▶ _Records provided_:
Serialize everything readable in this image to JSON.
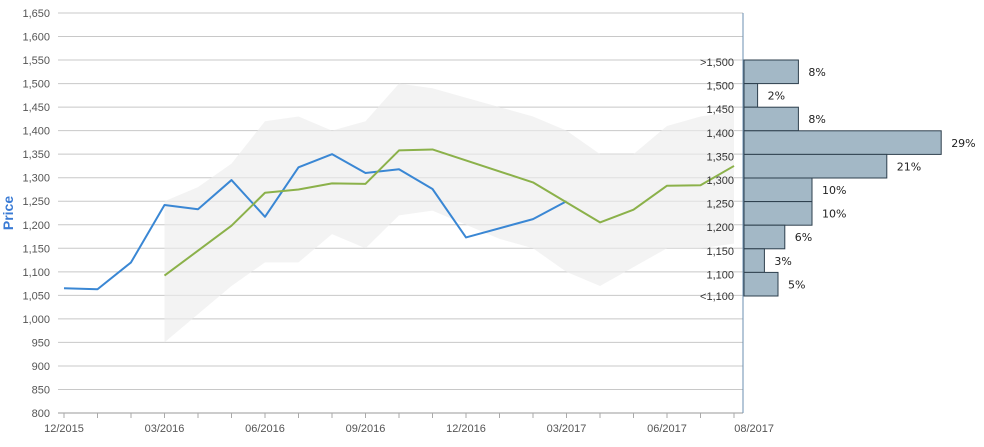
{
  "chart_data": {
    "type": "line",
    "ylabel": "Price",
    "ylim": [
      800,
      1650
    ],
    "y_ticks": [
      "1,650",
      "1,600",
      "1,550",
      "1,500",
      "1,450",
      "1,400",
      "1,350",
      "1,300",
      "1,250",
      "1,200",
      "1,150",
      "1,100",
      "1,050",
      "1,000",
      "950",
      "900",
      "850",
      "800"
    ],
    "x_ticks": [
      "12/2015",
      "03/2016",
      "06/2016",
      "09/2016",
      "12/2016",
      "03/2017",
      "06/2017",
      "08/2017"
    ],
    "range_band": {
      "x": [
        3,
        4,
        5,
        6,
        7,
        8,
        9,
        10,
        11,
        12,
        13,
        14,
        15,
        16,
        17,
        18,
        19,
        20
      ],
      "upper": [
        1250,
        1280,
        1330,
        1420,
        1430,
        1400,
        1420,
        1500,
        1490,
        1470,
        1450,
        1430,
        1400,
        1350,
        1350,
        1410,
        1430,
        1440
      ],
      "lower": [
        950,
        1010,
        1070,
        1120,
        1120,
        1180,
        1150,
        1220,
        1230,
        1200,
        1170,
        1150,
        1100,
        1070,
        1110,
        1150,
        1150,
        1160
      ]
    },
    "series": [
      {
        "color": "#3a87d4",
        "x": [
          0,
          1,
          2,
          3,
          4,
          5,
          6,
          7,
          8,
          9,
          10,
          11,
          12,
          14,
          15
        ],
        "values": [
          1065,
          1063,
          1120,
          1242,
          1233,
          1295,
          1217,
          1322,
          1350,
          1310,
          1318,
          1276,
          1173,
          1212,
          1250
        ]
      },
      {
        "color": "#8bb14a",
        "x": [
          3,
          5,
          6,
          7,
          8,
          9,
          10,
          11,
          14,
          16,
          17,
          18,
          19,
          20
        ],
        "values": [
          1092,
          1198,
          1268,
          1275,
          1288,
          1287,
          1358,
          1360,
          1290,
          1205,
          1232,
          1283,
          1284,
          1325
        ]
      }
    ],
    "histogram": {
      "bins": [
        {
          "label": ">1,500",
          "value": 8,
          "pct": "8%"
        },
        {
          "label": "1,500",
          "value": 2,
          "pct": "2%"
        },
        {
          "label": "1,450",
          "value": 8,
          "pct": "8%"
        },
        {
          "label": "1,400",
          "value": 29,
          "pct": "29%"
        },
        {
          "label": "1,350",
          "value": 21,
          "pct": "21%"
        },
        {
          "label": "1,300",
          "value": 10,
          "pct": "10%"
        },
        {
          "label": "1,250",
          "value": 10,
          "pct": "10%"
        },
        {
          "label": "1,200",
          "value": 6,
          "pct": "6%"
        },
        {
          "label": "1,150",
          "value": 3,
          "pct": "3%"
        },
        {
          "label": "<1,100",
          "value": 5,
          "pct": "5%"
        }
      ],
      "extra_label": "1,100",
      "bar_color": "#a3b8c6",
      "bar_stroke": "#2d3f4d"
    },
    "grid": true
  }
}
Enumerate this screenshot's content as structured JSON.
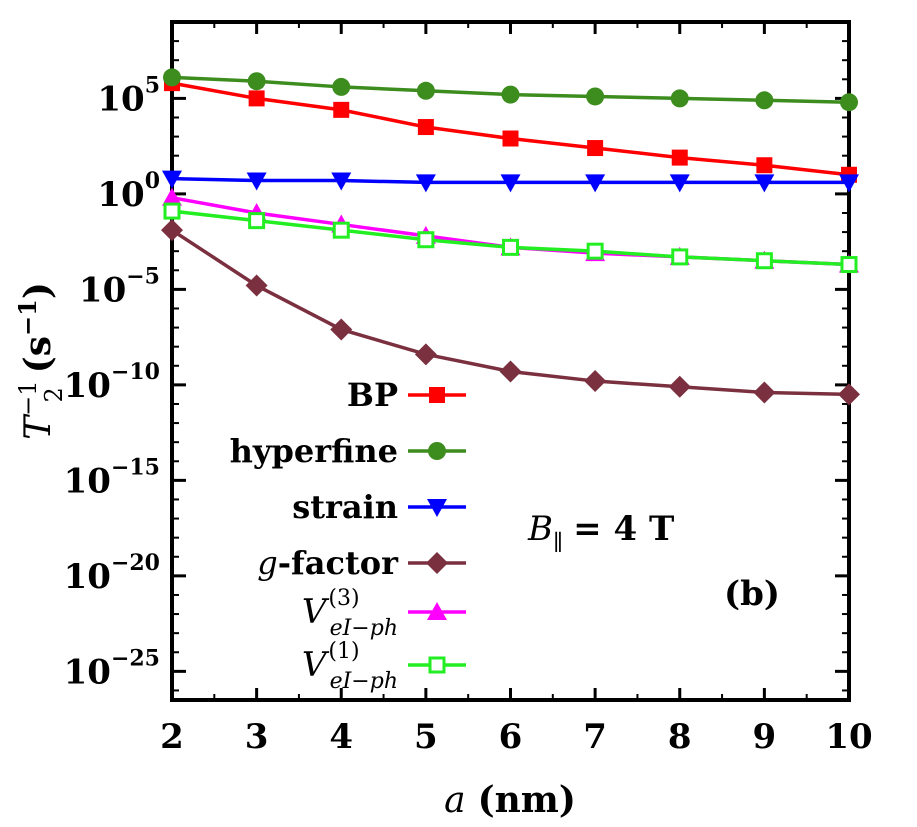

▶ _Stated task_: Find the word "this" in the entries above and gather every line that holds it.

▶ _Exercise output_:
Serialize everything readable in this image to JSON.
Enumerate this screenshot's content as structured JSON.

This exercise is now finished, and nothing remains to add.